— BEGIN The input —
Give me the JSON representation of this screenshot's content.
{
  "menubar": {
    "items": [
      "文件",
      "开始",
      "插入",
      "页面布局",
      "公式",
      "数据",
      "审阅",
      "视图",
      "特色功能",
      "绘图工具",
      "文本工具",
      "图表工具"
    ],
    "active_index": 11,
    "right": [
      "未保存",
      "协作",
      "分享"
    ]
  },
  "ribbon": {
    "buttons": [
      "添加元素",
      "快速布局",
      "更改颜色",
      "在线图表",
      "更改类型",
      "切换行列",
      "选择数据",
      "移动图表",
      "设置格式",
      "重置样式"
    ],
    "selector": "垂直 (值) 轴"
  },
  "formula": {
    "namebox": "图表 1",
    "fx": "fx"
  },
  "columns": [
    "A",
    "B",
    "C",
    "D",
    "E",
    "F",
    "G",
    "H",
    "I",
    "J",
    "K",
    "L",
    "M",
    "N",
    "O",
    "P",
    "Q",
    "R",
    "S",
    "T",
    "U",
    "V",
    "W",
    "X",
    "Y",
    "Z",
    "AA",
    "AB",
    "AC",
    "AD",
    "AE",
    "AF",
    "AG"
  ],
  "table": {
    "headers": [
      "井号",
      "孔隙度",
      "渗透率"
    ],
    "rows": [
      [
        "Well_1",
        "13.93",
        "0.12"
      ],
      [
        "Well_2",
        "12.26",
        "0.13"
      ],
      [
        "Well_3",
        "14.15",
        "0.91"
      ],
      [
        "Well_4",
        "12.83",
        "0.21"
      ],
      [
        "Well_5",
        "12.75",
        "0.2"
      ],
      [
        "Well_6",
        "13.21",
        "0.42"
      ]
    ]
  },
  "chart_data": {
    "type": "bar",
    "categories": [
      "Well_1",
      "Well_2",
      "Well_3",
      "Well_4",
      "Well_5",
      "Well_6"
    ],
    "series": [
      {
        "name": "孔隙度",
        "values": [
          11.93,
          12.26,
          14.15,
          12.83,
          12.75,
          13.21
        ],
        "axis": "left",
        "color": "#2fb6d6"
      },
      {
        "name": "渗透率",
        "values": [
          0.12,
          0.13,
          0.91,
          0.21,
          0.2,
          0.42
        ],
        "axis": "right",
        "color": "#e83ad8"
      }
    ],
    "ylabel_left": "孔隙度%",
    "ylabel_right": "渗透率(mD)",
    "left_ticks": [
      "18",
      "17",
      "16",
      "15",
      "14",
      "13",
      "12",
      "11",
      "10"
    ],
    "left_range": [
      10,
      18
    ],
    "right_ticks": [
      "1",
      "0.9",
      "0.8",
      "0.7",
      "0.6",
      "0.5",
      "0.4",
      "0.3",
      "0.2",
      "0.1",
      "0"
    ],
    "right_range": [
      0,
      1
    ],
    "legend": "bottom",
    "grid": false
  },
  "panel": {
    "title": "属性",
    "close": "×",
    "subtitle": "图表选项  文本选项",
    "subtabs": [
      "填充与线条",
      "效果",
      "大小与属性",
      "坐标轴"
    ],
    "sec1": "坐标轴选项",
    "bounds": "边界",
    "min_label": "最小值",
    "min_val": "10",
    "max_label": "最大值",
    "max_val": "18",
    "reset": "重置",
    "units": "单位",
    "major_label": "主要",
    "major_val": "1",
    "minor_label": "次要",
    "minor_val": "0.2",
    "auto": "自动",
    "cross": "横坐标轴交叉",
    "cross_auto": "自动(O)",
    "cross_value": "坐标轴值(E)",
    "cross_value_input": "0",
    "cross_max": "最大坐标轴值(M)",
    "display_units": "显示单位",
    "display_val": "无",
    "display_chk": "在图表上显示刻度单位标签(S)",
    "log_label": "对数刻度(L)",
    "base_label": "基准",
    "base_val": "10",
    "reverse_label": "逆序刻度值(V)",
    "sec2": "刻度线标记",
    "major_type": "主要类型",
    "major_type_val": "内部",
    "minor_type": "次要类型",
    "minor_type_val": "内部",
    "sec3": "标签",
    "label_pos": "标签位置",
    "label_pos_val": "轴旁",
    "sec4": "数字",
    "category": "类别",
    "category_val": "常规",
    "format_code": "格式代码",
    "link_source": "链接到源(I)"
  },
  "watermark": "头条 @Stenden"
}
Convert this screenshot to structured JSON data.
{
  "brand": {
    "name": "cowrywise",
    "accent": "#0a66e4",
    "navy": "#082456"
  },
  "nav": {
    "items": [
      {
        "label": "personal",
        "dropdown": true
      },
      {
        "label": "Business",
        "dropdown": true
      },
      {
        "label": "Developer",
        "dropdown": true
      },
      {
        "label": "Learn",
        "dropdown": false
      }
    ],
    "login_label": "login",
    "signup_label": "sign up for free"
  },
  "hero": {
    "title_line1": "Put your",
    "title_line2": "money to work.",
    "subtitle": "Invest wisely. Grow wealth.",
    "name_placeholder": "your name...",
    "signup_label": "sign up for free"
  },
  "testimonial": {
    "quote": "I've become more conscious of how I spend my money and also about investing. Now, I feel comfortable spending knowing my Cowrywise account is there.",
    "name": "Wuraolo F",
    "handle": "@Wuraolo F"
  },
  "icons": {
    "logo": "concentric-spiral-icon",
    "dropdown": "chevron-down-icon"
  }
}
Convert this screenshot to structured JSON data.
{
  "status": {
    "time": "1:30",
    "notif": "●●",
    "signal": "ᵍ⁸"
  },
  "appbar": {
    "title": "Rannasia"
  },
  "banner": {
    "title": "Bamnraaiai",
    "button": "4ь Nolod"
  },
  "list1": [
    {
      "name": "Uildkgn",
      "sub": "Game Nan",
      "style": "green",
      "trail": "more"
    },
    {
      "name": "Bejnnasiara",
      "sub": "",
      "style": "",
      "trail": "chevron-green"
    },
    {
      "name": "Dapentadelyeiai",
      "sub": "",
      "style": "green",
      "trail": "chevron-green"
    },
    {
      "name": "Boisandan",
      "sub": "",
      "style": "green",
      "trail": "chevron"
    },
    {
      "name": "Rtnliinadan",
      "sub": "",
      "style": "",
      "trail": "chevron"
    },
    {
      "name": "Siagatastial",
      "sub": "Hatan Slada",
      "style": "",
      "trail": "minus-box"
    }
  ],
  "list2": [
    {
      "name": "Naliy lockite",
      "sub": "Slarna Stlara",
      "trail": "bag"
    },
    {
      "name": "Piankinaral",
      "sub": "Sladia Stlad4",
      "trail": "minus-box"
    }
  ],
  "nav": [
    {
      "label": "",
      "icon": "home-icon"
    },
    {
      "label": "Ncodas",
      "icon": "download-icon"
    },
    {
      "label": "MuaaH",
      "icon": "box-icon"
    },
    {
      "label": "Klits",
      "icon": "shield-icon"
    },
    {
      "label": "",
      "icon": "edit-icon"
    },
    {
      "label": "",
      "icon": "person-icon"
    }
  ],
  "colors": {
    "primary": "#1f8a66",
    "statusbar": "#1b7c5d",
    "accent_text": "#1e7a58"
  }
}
— END The input —
Task statement: Repeat all the records. Match each line exactly.

Solution:
Give me the JSON representation of this screenshot's content.
{
  "menubar": {
    "items": [
      "文件",
      "开始",
      "插入",
      "页面布局",
      "公式",
      "数据",
      "审阅",
      "视图",
      "特色功能",
      "绘图工具",
      "文本工具",
      "图表工具"
    ],
    "active_index": 11,
    "right": [
      "未保存",
      "协作",
      "分享"
    ]
  },
  "ribbon": {
    "buttons": [
      "添加元素",
      "快速布局",
      "更改颜色",
      "在线图表",
      "更改类型",
      "切换行列",
      "选择数据",
      "移动图表",
      "设置格式",
      "重置样式"
    ],
    "selector": "垂直 (值) 轴"
  },
  "formula": {
    "namebox": "图表 1",
    "fx": "fx"
  },
  "columns": [
    "A",
    "B",
    "C",
    "D",
    "E",
    "F",
    "G",
    "H",
    "I",
    "J",
    "K",
    "L",
    "M",
    "N",
    "O",
    "P",
    "Q",
    "R",
    "S",
    "T",
    "U",
    "V",
    "W",
    "X",
    "Y",
    "Z",
    "AA",
    "AB",
    "AC",
    "AD",
    "AE",
    "AF",
    "AG"
  ],
  "table": {
    "headers": [
      "井号",
      "孔隙度",
      "渗透率"
    ],
    "rows": [
      [
        "Well_1",
        "13.93",
        "0.12"
      ],
      [
        "Well_2",
        "12.26",
        "0.13"
      ],
      [
        "Well_3",
        "14.15",
        "0.91"
      ],
      [
        "Well_4",
        "12.83",
        "0.21"
      ],
      [
        "Well_5",
        "12.75",
        "0.2"
      ],
      [
        "Well_6",
        "13.21",
        "0.42"
      ]
    ]
  },
  "chart_data": {
    "type": "bar",
    "categories": [
      "Well_1",
      "Well_2",
      "Well_3",
      "Well_4",
      "Well_5",
      "Well_6"
    ],
    "series": [
      {
        "name": "孔隙度",
        "values": [
          11.93,
          12.26,
          14.15,
          12.83,
          12.75,
          13.21
        ],
        "axis": "left",
        "color": "#2fb6d6"
      },
      {
        "name": "渗透率",
        "values": [
          0.12,
          0.13,
          0.91,
          0.21,
          0.2,
          0.42
        ],
        "axis": "right",
        "color": "#e83ad8"
      }
    ],
    "ylabel_left": "孔隙度%",
    "ylabel_right": "渗透率(mD)",
    "left_ticks": [
      "18",
      "17",
      "16",
      "15",
      "14",
      "13",
      "12",
      "11",
      "10"
    ],
    "left_range": [
      10,
      18
    ],
    "right_ticks": [
      "1",
      "0.9",
      "0.8",
      "0.7",
      "0.6",
      "0.5",
      "0.4",
      "0.3",
      "0.2",
      "0.1",
      "0"
    ],
    "right_range": [
      0,
      1
    ],
    "legend": "bottom",
    "grid": false
  },
  "panel": {
    "title": "属性",
    "close": "×",
    "subtitle": "图表选项  文本选项",
    "subtabs": [
      "填充与线条",
      "效果",
      "大小与属性",
      "坐标轴"
    ],
    "sec1": "坐标轴选项",
    "bounds": "边界",
    "min_label": "最小值",
    "min_val": "10",
    "max_label": "最大值",
    "max_val": "18",
    "reset": "重置",
    "units": "单位",
    "major_label": "主要",
    "major_val": "1",
    "minor_label": "次要",
    "minor_val": "0.2",
    "auto": "自动",
    "cross": "横坐标轴交叉",
    "cross_auto": "自动(O)",
    "cross_value": "坐标轴值(E)",
    "cross_value_input": "0",
    "cross_max": "最大坐标轴值(M)",
    "display_units": "显示单位",
    "display_val": "无",
    "display_chk": "在图表上显示刻度单位标签(S)",
    "log_label": "对数刻度(L)",
    "base_label": "基准",
    "base_val": "10",
    "reverse_label": "逆序刻度值(V)",
    "sec2": "刻度线标记",
    "major_type": "主要类型",
    "major_type_val": "内部",
    "minor_type": "次要类型",
    "minor_type_val": "内部",
    "sec3": "标签",
    "label_pos": "标签位置",
    "label_pos_val": "轴旁",
    "sec4": "数字",
    "category": "类别",
    "category_val": "常规",
    "format_code": "格式代码",
    "link_source": "链接到源(I)"
  },
  "watermark": "头条 @Stenden"
}
Convert this screenshot to structured JSON data.
{
  "brand": {
    "name": "cowrywise",
    "accent": "#0a66e4",
    "navy": "#082456"
  },
  "nav": {
    "items": [
      {
        "label": "personal",
        "dropdown": true
      },
      {
        "label": "Business",
        "dropdown": true
      },
      {
        "label": "Developer",
        "dropdown": true
      },
      {
        "label": "Learn",
        "dropdown": false
      }
    ],
    "login_label": "login",
    "signup_label": "sign up for free"
  },
  "hero": {
    "title_line1": "Put your",
    "title_line2": "money to work.",
    "subtitle": "Invest wisely. Grow wealth.",
    "name_placeholder": "your name...",
    "signup_label": "sign up for free"
  },
  "testimonial": {
    "quote": "I've become more conscious of how I spend my money and also about investing. Now, I feel comfortable spending knowing my Cowrywise account is there.",
    "name": "Wuraolo F",
    "handle": "@Wuraolo F"
  },
  "icons": {
    "logo": "concentric-spiral-icon",
    "dropdown": "chevron-down-icon"
  }
}
Convert this screenshot to structured JSON data.
{
  "status": {
    "time": "1:30",
    "notif": "●●",
    "signal": "ᵍ⁸"
  },
  "appbar": {
    "title": "Rannasia"
  },
  "banner": {
    "title": "Bamnraaiai",
    "button": "4ь Nolod"
  },
  "list1": [
    {
      "name": "Uildkgn",
      "sub": "Game Nan",
      "style": "green",
      "trail": "more"
    },
    {
      "name": "Bejnnasiara",
      "sub": "",
      "style": "",
      "trail": "chevron-green"
    },
    {
      "name": "Dapentadelyeiai",
      "sub": "",
      "style": "green",
      "trail": "chevron-green"
    },
    {
      "name": "Boisandan",
      "sub": "",
      "style": "green",
      "trail": "chevron"
    },
    {
      "name": "Rtnliinadan",
      "sub": "",
      "style": "",
      "trail": "chevron"
    },
    {
      "name": "Siagatastial",
      "sub": "Hatan Slada",
      "style": "",
      "trail": "minus-box"
    }
  ],
  "list2": [
    {
      "name": "Naliy lockite",
      "sub": "Slarna Stlara",
      "trail": "bag"
    },
    {
      "name": "Piankinaral",
      "sub": "Sladia Stlad4",
      "trail": "minus-box"
    }
  ],
  "nav": [
    {
      "label": "",
      "icon": "home-icon"
    },
    {
      "label": "Ncodas",
      "icon": "download-icon"
    },
    {
      "label": "MuaaH",
      "icon": "box-icon"
    },
    {
      "label": "Klits",
      "icon": "shield-icon"
    },
    {
      "label": "",
      "icon": "edit-icon"
    },
    {
      "label": "",
      "icon": "person-icon"
    }
  ],
  "colors": {
    "primary": "#1f8a66",
    "statusbar": "#1b7c5d",
    "accent_text": "#1e7a58"
  }
}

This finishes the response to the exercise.